Search the data below for "DisplayLibrary"; list each line that holds it.

Material for this task:
━━━━━━
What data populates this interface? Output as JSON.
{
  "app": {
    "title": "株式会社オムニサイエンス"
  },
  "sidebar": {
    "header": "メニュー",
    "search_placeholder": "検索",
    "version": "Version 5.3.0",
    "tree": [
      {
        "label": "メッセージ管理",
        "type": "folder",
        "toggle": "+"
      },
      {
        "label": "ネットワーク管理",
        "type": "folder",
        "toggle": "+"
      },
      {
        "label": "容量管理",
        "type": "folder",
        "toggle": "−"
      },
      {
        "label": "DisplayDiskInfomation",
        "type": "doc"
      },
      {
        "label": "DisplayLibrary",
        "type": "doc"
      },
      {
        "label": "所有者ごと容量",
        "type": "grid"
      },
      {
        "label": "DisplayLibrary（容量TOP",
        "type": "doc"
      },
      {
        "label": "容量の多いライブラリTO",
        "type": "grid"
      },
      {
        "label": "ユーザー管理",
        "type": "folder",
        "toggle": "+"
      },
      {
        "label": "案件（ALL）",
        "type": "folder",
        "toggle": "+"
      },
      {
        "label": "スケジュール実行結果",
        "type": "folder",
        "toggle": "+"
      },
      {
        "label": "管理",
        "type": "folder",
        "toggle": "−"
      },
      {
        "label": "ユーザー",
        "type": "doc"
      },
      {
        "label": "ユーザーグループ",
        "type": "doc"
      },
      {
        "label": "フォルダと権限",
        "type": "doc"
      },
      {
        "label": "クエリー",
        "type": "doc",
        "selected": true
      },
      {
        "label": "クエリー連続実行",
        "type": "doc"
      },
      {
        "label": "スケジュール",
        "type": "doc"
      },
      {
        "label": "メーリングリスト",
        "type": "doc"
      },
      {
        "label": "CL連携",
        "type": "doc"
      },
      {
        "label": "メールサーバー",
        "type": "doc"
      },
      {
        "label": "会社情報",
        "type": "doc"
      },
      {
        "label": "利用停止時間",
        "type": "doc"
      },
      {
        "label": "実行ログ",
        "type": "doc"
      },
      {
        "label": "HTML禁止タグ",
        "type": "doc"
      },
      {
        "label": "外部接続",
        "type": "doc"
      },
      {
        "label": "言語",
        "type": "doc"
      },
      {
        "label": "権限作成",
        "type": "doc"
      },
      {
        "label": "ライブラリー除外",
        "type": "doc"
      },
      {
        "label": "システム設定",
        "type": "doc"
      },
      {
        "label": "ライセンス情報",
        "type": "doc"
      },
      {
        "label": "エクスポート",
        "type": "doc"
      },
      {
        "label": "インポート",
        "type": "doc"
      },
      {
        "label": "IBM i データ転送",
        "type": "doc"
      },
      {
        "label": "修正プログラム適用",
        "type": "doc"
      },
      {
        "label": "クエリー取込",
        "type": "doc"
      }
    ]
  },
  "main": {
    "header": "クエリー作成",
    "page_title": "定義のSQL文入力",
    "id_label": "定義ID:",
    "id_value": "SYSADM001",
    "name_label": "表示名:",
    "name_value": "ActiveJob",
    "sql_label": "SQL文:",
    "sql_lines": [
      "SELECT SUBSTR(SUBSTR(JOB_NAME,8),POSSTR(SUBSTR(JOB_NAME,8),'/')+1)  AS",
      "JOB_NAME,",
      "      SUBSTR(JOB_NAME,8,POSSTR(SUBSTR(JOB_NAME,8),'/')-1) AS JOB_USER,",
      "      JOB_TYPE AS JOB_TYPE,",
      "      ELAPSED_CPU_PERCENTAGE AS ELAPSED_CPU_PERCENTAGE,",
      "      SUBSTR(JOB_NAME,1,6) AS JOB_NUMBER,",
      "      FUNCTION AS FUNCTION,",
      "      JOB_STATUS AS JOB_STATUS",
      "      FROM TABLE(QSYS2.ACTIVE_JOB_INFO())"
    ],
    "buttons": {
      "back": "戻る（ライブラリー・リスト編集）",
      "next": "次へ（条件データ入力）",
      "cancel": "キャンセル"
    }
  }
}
━━━━━━
Task result:
        "label": "DisplayLibrary",
        "label": "DisplayLibrary（容量TOP",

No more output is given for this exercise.